:: What the task asks ::
Below are some records; repeat them all exactly, minus the pictures.

:: Stored data ::
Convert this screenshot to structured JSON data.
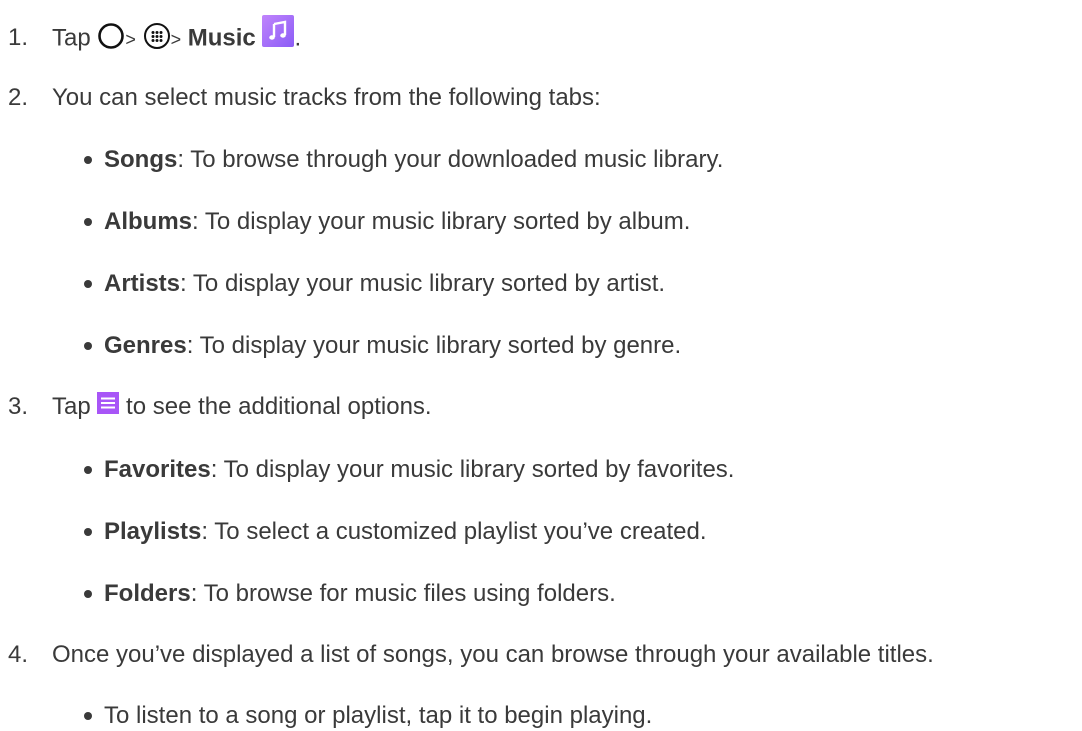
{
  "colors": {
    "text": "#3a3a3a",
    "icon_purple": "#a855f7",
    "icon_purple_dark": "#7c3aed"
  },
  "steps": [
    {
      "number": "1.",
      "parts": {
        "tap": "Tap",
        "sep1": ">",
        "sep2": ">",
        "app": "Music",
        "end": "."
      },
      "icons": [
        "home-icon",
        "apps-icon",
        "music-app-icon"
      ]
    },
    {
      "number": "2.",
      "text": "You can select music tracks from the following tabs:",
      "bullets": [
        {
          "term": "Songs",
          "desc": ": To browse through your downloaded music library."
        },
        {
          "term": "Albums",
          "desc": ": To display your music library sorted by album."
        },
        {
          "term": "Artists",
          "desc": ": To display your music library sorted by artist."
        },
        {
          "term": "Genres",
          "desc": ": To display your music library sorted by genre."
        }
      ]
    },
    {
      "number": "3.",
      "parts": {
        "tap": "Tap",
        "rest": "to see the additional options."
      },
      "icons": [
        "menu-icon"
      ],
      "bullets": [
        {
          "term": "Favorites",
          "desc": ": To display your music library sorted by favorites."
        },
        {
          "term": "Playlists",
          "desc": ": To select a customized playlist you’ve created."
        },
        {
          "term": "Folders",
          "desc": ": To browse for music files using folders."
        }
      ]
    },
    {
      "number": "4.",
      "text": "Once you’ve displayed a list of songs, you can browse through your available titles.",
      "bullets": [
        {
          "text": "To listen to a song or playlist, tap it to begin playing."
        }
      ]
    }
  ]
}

:: Solution to the problem ::
Convert this screenshot to structured JSON data.
{
  "colors": {
    "text": "#3a3a3a",
    "icon_purple": "#a855f7",
    "icon_purple_dark": "#7c3aed"
  },
  "steps": [
    {
      "number": "1.",
      "parts": {
        "tap": "Tap",
        "sep1": ">",
        "sep2": ">",
        "app": "Music",
        "end": "."
      },
      "icons": [
        "home-icon",
        "apps-icon",
        "music-app-icon"
      ]
    },
    {
      "number": "2.",
      "text": "You can select music tracks from the following tabs:",
      "bullets": [
        {
          "term": "Songs",
          "desc": ": To browse through your downloaded music library."
        },
        {
          "term": "Albums",
          "desc": ": To display your music library sorted by album."
        },
        {
          "term": "Artists",
          "desc": ": To display your music library sorted by artist."
        },
        {
          "term": "Genres",
          "desc": ": To display your music library sorted by genre."
        }
      ]
    },
    {
      "number": "3.",
      "parts": {
        "tap": "Tap",
        "rest": "to see the additional options."
      },
      "icons": [
        "menu-icon"
      ],
      "bullets": [
        {
          "term": "Favorites",
          "desc": ": To display your music library sorted by favorites."
        },
        {
          "term": "Playlists",
          "desc": ": To select a customized playlist you’ve created."
        },
        {
          "term": "Folders",
          "desc": ": To browse for music files using folders."
        }
      ]
    },
    {
      "number": "4.",
      "text": "Once you’ve displayed a list of songs, you can browse through your available titles.",
      "bullets": [
        {
          "text": "To listen to a song or playlist, tap it to begin playing."
        }
      ]
    }
  ]
}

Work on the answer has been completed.